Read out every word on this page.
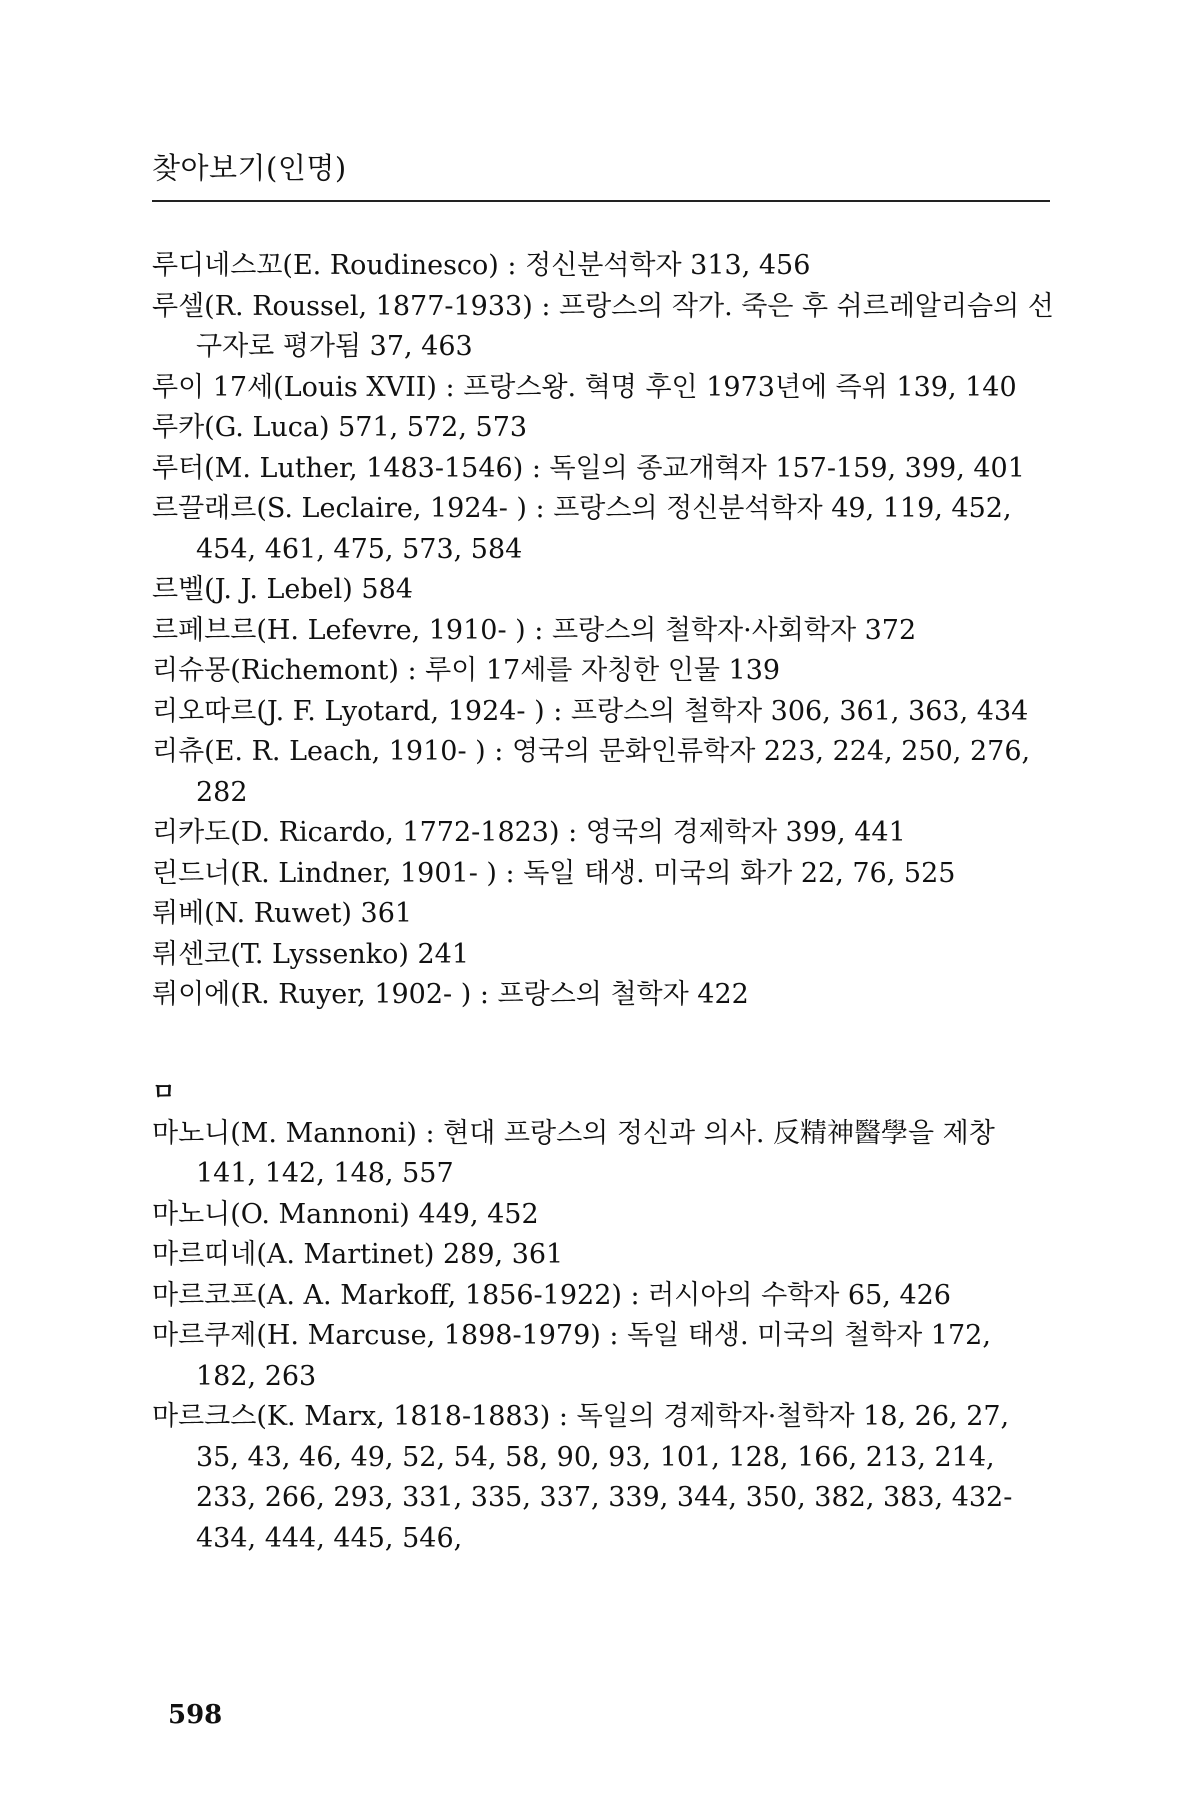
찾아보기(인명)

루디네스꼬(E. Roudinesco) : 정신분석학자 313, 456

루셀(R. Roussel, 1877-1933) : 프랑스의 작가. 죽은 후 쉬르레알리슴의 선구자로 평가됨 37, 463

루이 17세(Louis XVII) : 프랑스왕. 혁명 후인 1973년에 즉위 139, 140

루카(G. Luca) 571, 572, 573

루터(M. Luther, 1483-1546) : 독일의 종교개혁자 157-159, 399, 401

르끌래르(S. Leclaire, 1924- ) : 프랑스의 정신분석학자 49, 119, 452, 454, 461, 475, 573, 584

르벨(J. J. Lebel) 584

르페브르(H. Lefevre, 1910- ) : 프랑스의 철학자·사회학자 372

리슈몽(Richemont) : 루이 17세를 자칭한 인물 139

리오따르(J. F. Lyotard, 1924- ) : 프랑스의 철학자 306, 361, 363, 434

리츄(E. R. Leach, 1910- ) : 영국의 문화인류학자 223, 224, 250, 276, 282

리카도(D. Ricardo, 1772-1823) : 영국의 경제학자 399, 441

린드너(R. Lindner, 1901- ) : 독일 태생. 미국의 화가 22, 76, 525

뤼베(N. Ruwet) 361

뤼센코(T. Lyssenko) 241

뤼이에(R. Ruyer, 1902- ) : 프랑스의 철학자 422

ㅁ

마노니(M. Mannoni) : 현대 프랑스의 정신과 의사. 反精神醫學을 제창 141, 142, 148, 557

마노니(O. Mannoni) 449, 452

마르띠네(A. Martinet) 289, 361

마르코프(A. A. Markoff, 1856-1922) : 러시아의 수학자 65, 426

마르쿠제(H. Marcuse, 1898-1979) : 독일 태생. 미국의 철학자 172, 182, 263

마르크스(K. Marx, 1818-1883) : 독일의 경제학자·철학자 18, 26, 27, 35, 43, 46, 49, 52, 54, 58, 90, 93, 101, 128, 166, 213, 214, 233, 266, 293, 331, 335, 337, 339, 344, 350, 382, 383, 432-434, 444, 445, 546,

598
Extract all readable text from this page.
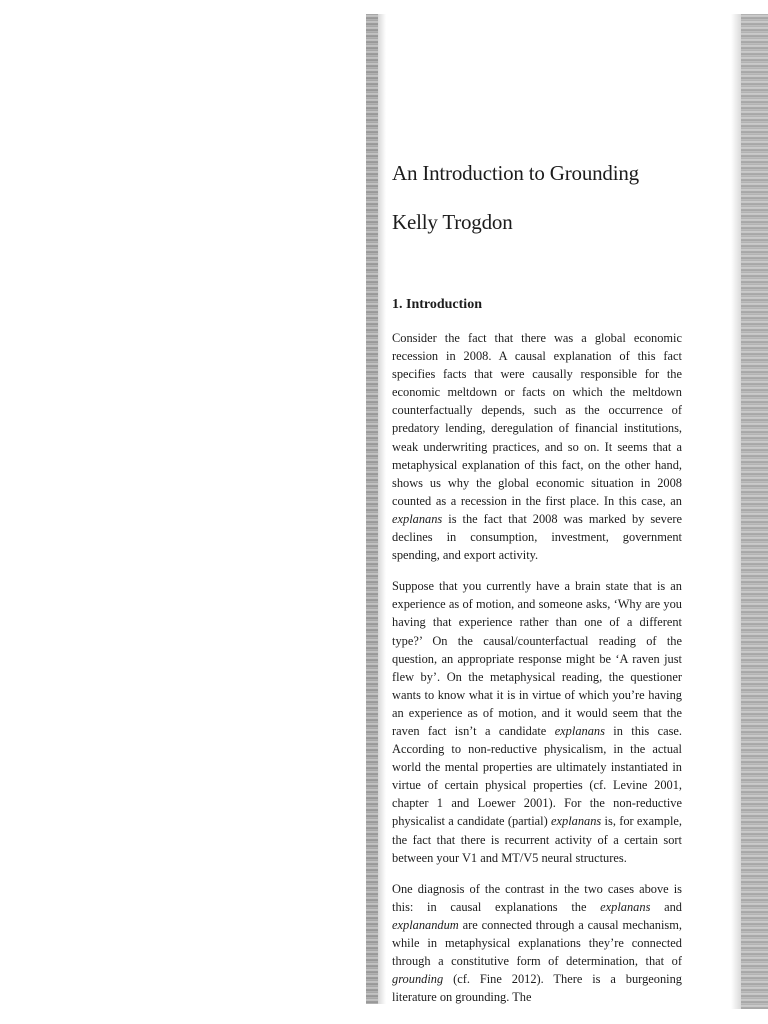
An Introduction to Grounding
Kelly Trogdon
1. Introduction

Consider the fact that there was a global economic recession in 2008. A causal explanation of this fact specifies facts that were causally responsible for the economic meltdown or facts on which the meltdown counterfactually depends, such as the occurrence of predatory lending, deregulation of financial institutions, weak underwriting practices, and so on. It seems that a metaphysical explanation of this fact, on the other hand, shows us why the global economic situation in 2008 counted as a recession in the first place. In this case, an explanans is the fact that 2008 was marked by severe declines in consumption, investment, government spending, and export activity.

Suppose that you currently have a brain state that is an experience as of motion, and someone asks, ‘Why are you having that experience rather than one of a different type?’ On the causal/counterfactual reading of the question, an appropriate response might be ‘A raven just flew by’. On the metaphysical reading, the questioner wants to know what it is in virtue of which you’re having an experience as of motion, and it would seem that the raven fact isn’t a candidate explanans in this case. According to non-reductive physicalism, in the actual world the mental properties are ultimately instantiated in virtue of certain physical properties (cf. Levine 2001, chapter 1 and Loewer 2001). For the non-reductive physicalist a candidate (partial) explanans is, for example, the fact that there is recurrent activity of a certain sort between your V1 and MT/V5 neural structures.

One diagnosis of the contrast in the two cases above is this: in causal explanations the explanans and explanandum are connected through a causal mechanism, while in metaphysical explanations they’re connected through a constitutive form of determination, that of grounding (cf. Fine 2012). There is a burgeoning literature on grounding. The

**EXERCISE DESCRIPTION**.
Using the entries above, return each line in which the word "프랑스의" occurs.

**FULL ANSWER**.
루셀(R. Roussel, 1877-1933) : 프랑스의 작가. 죽은 후 쉬르레알리슴의 선구자로 평가됨 37, 463
르끌래르(S. Leclaire, 1924- ) : 프랑스의 정신분석학자 49, 119, 452, 454, 461, 475, 573, 584
르페브르(H. Lefevre, 1910- ) : 프랑스의 철학자·사회학자 372
리오따르(J. F. Lyotard, 1924- ) : 프랑스의 철학자 306, 361, 363, 434
뤼이에(R. Ruyer, 1902- ) : 프랑스의 철학자 422
마노니(M. Mannoni) : 현대 프랑스의 정신과 의사. 反精神醫學을 제창 141, 142, 148, 557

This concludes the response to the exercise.